* _Exercise instructions_
Word for word, transcribe the lines below and drop the pictures.

* _The input_
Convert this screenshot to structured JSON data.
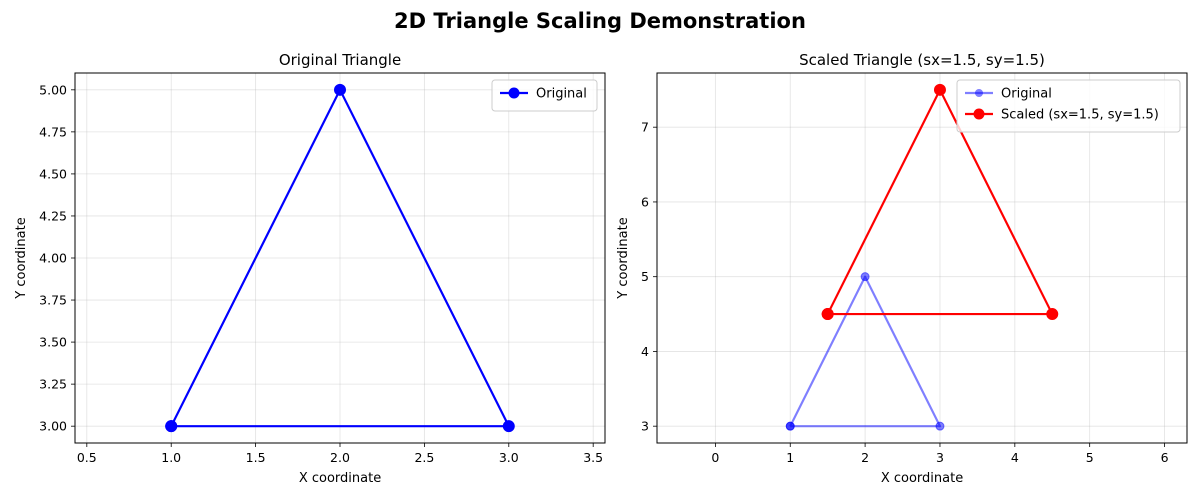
{
  "figure": {
    "title": "2D Triangle Scaling Demonstration"
  },
  "chart_data": [
    {
      "type": "line",
      "title": "Original Triangle",
      "xlabel": "X coordinate",
      "ylabel": "Y coordinate",
      "xlim": [
        0.43,
        3.57
      ],
      "ylim": [
        2.9,
        5.1
      ],
      "xticks": [
        0.5,
        1.0,
        1.5,
        2.0,
        2.5,
        3.0,
        3.5
      ],
      "xtick_labels": [
        "0.5",
        "1.0",
        "1.5",
        "2.0",
        "2.5",
        "3.0",
        "3.5"
      ],
      "yticks": [
        3.0,
        3.25,
        3.5,
        3.75,
        4.0,
        4.25,
        4.5,
        4.75,
        5.0
      ],
      "ytick_labels": [
        "3.00",
        "3.25",
        "3.50",
        "3.75",
        "4.00",
        "4.25",
        "4.50",
        "4.75",
        "5.00"
      ],
      "grid": true,
      "legend_position": "upper right",
      "series": [
        {
          "name": "Original",
          "color": "#0000ff",
          "opacity": 1.0,
          "marker": "circle",
          "x": [
            1,
            2,
            3,
            1
          ],
          "y": [
            3,
            5,
            3,
            3
          ]
        }
      ]
    },
    {
      "type": "line",
      "title": "Scaled Triangle (sx=1.5, sy=1.5)",
      "xlabel": "X coordinate",
      "ylabel": "Y coordinate",
      "xlim": [
        -0.78,
        6.3
      ],
      "ylim": [
        2.775,
        7.725
      ],
      "xticks": [
        0,
        1,
        2,
        3,
        4,
        5,
        6
      ],
      "xtick_labels": [
        "0",
        "1",
        "2",
        "3",
        "4",
        "5",
        "6"
      ],
      "yticks": [
        3,
        4,
        5,
        6,
        7
      ],
      "ytick_labels": [
        "3",
        "4",
        "5",
        "6",
        "7"
      ],
      "grid": true,
      "legend_position": "upper right",
      "series": [
        {
          "name": "Original",
          "color": "#0000ff",
          "opacity": 0.5,
          "marker": "circle",
          "x": [
            1,
            2,
            3,
            1
          ],
          "y": [
            3,
            5,
            3,
            3
          ]
        },
        {
          "name": "Scaled (sx=1.5, sy=1.5)",
          "color": "#ff0000",
          "opacity": 1.0,
          "marker": "circle",
          "x": [
            1.5,
            3,
            4.5,
            1.5
          ],
          "y": [
            4.5,
            7.5,
            4.5,
            4.5
          ]
        }
      ]
    }
  ]
}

* _Right answer_
Convert this screenshot to structured JSON data.
{
  "figure": {
    "title": "2D Triangle Scaling Demonstration"
  },
  "chart_data": [
    {
      "type": "line",
      "title": "Original Triangle",
      "xlabel": "X coordinate",
      "ylabel": "Y coordinate",
      "xlim": [
        0.43,
        3.57
      ],
      "ylim": [
        2.9,
        5.1
      ],
      "xticks": [
        0.5,
        1.0,
        1.5,
        2.0,
        2.5,
        3.0,
        3.5
      ],
      "xtick_labels": [
        "0.5",
        "1.0",
        "1.5",
        "2.0",
        "2.5",
        "3.0",
        "3.5"
      ],
      "yticks": [
        3.0,
        3.25,
        3.5,
        3.75,
        4.0,
        4.25,
        4.5,
        4.75,
        5.0
      ],
      "ytick_labels": [
        "3.00",
        "3.25",
        "3.50",
        "3.75",
        "4.00",
        "4.25",
        "4.50",
        "4.75",
        "5.00"
      ],
      "grid": true,
      "legend_position": "upper right",
      "series": [
        {
          "name": "Original",
          "color": "#0000ff",
          "opacity": 1.0,
          "marker": "circle",
          "x": [
            1,
            2,
            3,
            1
          ],
          "y": [
            3,
            5,
            3,
            3
          ]
        }
      ]
    },
    {
      "type": "line",
      "title": "Scaled Triangle (sx=1.5, sy=1.5)",
      "xlabel": "X coordinate",
      "ylabel": "Y coordinate",
      "xlim": [
        -0.78,
        6.3
      ],
      "ylim": [
        2.775,
        7.725
      ],
      "xticks": [
        0,
        1,
        2,
        3,
        4,
        5,
        6
      ],
      "xtick_labels": [
        "0",
        "1",
        "2",
        "3",
        "4",
        "5",
        "6"
      ],
      "yticks": [
        3,
        4,
        5,
        6,
        7
      ],
      "ytick_labels": [
        "3",
        "4",
        "5",
        "6",
        "7"
      ],
      "grid": true,
      "legend_position": "upper right",
      "series": [
        {
          "name": "Original",
          "color": "#0000ff",
          "opacity": 0.5,
          "marker": "circle",
          "x": [
            1,
            2,
            3,
            1
          ],
          "y": [
            3,
            5,
            3,
            3
          ]
        },
        {
          "name": "Scaled (sx=1.5, sy=1.5)",
          "color": "#ff0000",
          "opacity": 1.0,
          "marker": "circle",
          "x": [
            1.5,
            3,
            4.5,
            1.5
          ],
          "y": [
            4.5,
            7.5,
            4.5,
            4.5
          ]
        }
      ]
    }
  ]
}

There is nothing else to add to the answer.